__Data provided__.
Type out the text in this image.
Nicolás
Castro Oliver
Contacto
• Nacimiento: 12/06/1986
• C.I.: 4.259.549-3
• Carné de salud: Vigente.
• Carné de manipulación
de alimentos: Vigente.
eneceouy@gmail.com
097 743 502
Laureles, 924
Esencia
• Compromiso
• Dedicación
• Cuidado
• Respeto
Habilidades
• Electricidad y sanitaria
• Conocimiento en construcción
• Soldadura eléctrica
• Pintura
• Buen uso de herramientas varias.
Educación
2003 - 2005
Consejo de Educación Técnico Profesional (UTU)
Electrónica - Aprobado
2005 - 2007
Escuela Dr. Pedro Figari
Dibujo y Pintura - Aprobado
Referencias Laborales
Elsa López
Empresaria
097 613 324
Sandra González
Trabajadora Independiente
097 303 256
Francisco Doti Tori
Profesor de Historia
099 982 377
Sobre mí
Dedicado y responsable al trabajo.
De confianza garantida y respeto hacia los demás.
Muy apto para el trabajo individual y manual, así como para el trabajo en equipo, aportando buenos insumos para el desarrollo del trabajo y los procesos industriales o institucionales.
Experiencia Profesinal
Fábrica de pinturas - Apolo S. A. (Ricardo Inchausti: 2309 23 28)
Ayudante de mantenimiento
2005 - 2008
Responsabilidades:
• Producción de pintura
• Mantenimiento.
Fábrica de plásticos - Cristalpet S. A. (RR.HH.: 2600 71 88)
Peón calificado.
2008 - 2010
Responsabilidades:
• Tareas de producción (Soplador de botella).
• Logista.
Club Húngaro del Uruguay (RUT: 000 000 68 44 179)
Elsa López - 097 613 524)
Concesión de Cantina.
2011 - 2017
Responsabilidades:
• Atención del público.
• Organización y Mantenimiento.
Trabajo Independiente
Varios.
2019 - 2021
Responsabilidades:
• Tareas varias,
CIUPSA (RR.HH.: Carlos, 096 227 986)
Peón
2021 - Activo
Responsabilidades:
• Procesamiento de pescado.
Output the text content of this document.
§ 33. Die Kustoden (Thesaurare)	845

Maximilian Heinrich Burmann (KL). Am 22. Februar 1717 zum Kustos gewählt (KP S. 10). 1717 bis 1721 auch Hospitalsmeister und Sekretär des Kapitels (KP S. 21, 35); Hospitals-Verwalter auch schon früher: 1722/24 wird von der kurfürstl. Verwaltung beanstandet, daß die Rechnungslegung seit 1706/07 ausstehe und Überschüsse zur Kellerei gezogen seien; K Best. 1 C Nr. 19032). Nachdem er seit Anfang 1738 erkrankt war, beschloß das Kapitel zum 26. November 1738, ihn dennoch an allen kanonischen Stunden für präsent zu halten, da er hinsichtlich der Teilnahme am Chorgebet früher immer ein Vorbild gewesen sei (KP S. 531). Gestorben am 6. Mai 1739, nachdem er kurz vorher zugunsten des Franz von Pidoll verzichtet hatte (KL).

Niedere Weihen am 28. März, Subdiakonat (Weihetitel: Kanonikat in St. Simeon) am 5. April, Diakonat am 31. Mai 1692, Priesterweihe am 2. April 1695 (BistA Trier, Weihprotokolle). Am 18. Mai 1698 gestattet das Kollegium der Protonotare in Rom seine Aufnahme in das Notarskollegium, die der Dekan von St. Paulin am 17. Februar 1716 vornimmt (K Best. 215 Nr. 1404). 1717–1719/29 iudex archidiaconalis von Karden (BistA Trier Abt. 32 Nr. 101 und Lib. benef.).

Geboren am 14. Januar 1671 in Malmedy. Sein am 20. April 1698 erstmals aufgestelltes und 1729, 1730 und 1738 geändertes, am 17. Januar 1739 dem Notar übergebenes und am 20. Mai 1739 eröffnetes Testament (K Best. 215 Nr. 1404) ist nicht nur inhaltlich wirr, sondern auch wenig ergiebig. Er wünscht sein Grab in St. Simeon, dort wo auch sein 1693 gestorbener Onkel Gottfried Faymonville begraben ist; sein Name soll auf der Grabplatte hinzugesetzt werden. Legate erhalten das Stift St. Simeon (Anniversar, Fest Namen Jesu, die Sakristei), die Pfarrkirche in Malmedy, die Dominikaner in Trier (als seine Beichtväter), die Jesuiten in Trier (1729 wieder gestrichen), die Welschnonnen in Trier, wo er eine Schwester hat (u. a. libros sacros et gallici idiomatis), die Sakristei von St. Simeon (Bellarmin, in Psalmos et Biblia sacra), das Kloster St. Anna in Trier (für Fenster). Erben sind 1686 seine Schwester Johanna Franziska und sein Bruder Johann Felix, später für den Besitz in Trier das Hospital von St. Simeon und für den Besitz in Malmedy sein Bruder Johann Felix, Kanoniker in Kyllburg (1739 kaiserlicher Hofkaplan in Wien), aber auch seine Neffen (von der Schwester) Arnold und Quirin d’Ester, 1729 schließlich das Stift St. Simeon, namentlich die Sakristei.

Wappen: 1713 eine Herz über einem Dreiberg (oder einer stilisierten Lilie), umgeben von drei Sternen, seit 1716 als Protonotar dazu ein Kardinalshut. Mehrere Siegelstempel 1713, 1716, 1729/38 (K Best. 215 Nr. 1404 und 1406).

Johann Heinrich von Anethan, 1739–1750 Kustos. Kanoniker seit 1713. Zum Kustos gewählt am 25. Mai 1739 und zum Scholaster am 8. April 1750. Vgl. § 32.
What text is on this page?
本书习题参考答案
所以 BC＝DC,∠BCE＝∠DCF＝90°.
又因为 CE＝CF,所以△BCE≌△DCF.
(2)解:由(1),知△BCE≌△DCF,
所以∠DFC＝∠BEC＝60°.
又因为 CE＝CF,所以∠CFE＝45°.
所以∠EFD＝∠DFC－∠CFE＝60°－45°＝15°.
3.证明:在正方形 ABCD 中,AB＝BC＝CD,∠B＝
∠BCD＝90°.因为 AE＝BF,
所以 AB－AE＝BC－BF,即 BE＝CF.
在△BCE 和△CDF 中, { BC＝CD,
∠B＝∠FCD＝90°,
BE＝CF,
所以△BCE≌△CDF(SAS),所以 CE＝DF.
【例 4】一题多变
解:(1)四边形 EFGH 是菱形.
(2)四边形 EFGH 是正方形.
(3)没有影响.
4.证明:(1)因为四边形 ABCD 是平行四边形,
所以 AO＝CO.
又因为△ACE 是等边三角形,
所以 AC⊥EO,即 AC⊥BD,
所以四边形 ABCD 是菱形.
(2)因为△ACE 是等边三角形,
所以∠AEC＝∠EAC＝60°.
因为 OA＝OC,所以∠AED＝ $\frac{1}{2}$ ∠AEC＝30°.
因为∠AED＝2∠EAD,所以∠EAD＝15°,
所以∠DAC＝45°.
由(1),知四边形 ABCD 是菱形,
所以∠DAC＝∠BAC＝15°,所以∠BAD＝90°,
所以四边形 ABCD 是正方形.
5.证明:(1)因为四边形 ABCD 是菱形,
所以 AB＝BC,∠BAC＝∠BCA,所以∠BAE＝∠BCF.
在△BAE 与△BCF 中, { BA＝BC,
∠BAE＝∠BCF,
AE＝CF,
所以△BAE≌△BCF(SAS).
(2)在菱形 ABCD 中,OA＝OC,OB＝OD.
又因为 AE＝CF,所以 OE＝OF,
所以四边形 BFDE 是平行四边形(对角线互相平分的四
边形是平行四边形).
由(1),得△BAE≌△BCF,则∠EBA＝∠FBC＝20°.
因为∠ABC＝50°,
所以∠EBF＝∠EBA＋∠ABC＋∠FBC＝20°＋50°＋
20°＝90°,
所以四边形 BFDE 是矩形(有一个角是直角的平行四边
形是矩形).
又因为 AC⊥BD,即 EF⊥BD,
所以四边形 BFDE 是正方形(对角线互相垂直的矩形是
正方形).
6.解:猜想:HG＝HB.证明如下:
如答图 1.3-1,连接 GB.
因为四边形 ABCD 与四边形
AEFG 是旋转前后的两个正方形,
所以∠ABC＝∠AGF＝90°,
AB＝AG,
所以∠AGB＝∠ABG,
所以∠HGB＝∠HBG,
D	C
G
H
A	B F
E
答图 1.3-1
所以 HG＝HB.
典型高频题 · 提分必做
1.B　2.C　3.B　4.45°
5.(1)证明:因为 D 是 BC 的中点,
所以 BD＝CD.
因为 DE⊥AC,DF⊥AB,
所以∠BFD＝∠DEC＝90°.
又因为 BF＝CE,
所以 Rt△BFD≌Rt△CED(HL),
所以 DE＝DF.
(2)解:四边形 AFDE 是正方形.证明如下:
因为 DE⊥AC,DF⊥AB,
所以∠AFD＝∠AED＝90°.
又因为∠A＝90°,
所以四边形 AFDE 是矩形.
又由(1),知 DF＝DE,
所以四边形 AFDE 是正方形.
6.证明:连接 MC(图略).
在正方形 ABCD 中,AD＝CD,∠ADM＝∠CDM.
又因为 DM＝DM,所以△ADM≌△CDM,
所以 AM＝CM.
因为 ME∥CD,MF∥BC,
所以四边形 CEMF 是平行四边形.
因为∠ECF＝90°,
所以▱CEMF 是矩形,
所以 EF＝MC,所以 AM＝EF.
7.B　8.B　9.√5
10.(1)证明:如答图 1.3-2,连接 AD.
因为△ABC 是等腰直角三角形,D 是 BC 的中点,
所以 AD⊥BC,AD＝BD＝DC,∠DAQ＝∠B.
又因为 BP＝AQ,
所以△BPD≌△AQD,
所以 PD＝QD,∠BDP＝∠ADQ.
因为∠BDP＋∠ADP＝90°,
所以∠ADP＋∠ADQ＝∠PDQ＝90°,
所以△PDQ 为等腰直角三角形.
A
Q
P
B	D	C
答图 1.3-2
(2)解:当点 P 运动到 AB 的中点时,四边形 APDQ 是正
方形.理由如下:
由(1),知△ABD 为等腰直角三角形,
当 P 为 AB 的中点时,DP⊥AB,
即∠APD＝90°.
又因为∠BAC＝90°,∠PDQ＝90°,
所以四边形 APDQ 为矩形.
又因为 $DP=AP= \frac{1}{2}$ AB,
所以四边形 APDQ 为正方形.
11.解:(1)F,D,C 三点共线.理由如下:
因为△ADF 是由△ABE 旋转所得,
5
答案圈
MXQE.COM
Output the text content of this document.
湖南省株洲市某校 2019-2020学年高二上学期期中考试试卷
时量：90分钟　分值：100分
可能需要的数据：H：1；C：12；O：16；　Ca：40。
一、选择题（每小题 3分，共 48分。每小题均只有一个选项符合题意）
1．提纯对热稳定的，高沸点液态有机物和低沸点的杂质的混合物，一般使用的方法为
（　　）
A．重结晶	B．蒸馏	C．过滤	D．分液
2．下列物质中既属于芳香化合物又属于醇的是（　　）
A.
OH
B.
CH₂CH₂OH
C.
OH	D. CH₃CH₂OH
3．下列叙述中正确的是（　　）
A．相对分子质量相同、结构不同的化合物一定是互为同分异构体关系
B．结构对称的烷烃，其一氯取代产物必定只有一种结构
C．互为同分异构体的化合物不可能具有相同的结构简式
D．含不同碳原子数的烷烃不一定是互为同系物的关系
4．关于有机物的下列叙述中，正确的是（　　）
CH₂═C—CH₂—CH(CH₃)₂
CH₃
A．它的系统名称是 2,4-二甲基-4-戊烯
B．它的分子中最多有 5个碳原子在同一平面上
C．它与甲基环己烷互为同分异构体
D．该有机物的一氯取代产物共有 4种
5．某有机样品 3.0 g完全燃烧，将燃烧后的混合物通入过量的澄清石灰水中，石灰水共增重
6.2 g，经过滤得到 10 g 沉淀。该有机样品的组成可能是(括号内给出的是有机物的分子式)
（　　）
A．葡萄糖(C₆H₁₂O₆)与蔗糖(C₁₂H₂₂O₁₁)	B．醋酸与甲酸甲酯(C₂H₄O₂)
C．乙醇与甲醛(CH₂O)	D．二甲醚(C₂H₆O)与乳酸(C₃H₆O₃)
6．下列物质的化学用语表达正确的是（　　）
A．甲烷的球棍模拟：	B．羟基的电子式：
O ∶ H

__What you have to do__. In the entries above, find each line with the word "Februar" and copy it.

__Solution for this exercise__.
Maximilian Heinrich Burmann (KL). Am 22. Februar 1717 zum Kustos gewählt (KP S. 10). 1717 bis 1721 auch Hospitalsmeister und Sekretär des Kapitels (KP S. 21, 35); Hospitals-Verwalter auch schon früher: 1722/24 wird von der kurfürstl. Verwaltung beanstandet, daß die Rechnungslegung seit 1706/07 ausstehe und Überschüsse zur Kellerei gezogen seien; K Best. 1 C Nr. 19032). Nachdem er seit Anfang 1738 erkrankt war, beschloß das Kapitel zum 26. November 1738, ihn dennoch an allen kanonischen Stunden für präsent zu halten, da er hinsichtlich der Teilnahme am Chorgebet früher immer ein Vorbild gewesen sei (KP S. 531). Gestorben am 6. Mai 1739, nachdem er kurz vorher zugunsten des Franz von Pidoll verzichtet hatte (KL).
Niedere Weihen am 28. März, Subdiakonat (Weihetitel: Kanonikat in St. Simeon) am 5. April, Diakonat am 31. Mai 1692, Priesterweihe am 2. April 1695 (BistA Trier, Weihprotokolle). Am 18. Mai 1698 gestattet das Kollegium der Protonotare in Rom seine Aufnahme in das Notarskollegium, die der Dekan von St. Paulin am 17. Februar 1716 vornimmt (K Best. 215 Nr. 1404). 1717–1719/29 iudex archidiaconalis von Karden (BistA Trier Abt. 32 Nr. 101 und Lib. benef.).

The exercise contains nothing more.